## start Input material

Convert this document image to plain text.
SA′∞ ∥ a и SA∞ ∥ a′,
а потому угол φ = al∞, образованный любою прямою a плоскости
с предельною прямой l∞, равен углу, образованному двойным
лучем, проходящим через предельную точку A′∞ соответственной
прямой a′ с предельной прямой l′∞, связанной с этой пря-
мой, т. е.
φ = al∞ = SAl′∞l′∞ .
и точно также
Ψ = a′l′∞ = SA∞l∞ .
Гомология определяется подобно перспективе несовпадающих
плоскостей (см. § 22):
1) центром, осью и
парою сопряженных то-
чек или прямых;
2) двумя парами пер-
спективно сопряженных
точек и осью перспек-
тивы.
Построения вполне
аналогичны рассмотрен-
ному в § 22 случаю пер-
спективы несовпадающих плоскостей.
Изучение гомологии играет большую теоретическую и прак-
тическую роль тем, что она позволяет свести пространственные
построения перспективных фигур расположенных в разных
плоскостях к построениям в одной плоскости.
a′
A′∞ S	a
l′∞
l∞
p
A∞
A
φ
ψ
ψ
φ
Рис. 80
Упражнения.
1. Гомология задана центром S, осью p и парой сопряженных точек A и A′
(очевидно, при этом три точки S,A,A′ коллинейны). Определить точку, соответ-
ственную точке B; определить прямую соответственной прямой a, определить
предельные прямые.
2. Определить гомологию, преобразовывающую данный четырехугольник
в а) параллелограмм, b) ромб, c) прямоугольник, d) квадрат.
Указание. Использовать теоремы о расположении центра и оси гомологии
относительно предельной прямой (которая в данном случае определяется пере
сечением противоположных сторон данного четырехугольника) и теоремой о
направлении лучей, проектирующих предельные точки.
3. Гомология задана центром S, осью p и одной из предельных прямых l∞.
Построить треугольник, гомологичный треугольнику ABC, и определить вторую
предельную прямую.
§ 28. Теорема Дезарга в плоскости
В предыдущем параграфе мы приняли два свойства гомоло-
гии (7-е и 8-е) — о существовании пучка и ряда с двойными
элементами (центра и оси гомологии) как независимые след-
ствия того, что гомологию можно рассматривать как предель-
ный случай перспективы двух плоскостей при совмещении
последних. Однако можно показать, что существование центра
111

## end Input material

# Exercise description
Your task is to transcribe the material exactly.

# Written solution
Convert this document image to plain text.
SA′∞ ∥ a и SA∞ ∥ a′,
а потому угол φ = al∞, образованный любою прямою a плоскости
с предельною прямой l∞, равен углу, образованному двойным
лучем, проходящим через предельную точку A′∞ соответственной
прямой a′ с предельной прямой l′∞, связанной с этой пря-
мой, т. е.
φ = al∞ = SAl′∞l′∞ .
и точно также
Ψ = a′l′∞ = SA∞l∞ .
Гомология определяется подобно перспективе несовпадающих
плоскостей (см. § 22):
1) центром, осью и
парою сопряженных то-
чек или прямых;
2) двумя парами пер-
спективно сопряженных
точек и осью перспек-
тивы.
Построения вполне
аналогичны рассмотрен-
ному в § 22 случаю пер-
спективы несовпадающих плоскостей.
Изучение гомологии играет большую теоретическую и прак-
тическую роль тем, что она позволяет свести пространственные
построения перспективных фигур расположенных в разных
плоскостях к построениям в одной плоскости.
a′
A′∞ S	a
l′∞
l∞
p
A∞
A
φ
ψ
ψ
φ
Рис. 80
Упражнения.
1. Гомология задана центром S, осью p и парой сопряженных точек A и A′
(очевидно, при этом три точки S,A,A′ коллинейны). Определить точку, соответ-
ственную точке B; определить прямую соответственной прямой a, определить
предельные прямые.
2. Определить гомологию, преобразовывающую данный четырехугольник
в а) параллелограмм, b) ромб, c) прямоугольник, d) квадрат.
Указание. Использовать теоремы о расположении центра и оси гомологии
относительно предельной прямой (которая в данном случае определяется пере
сечением противоположных сторон данного четырехугольника) и теоремой о
направлении лучей, проектирующих предельные точки.
3. Гомология задана центром S, осью p и одной из предельных прямых l∞.
Построить треугольник, гомологичный треугольнику ABC, и определить вторую
предельную прямую.
§ 28. Теорема Дезарга в плоскости
В предыдущем параграфе мы приняли два свойства гомоло-
гии (7-е и 8-е) — о существовании пучка и ряда с двойными
элементами (центра и оси гомологии) как независимые след-
ствия того, что гомологию можно рассматривать как предель-
ный случай перспективы двух плоскостей при совмещении
последних. Однако можно показать, что существование центра
111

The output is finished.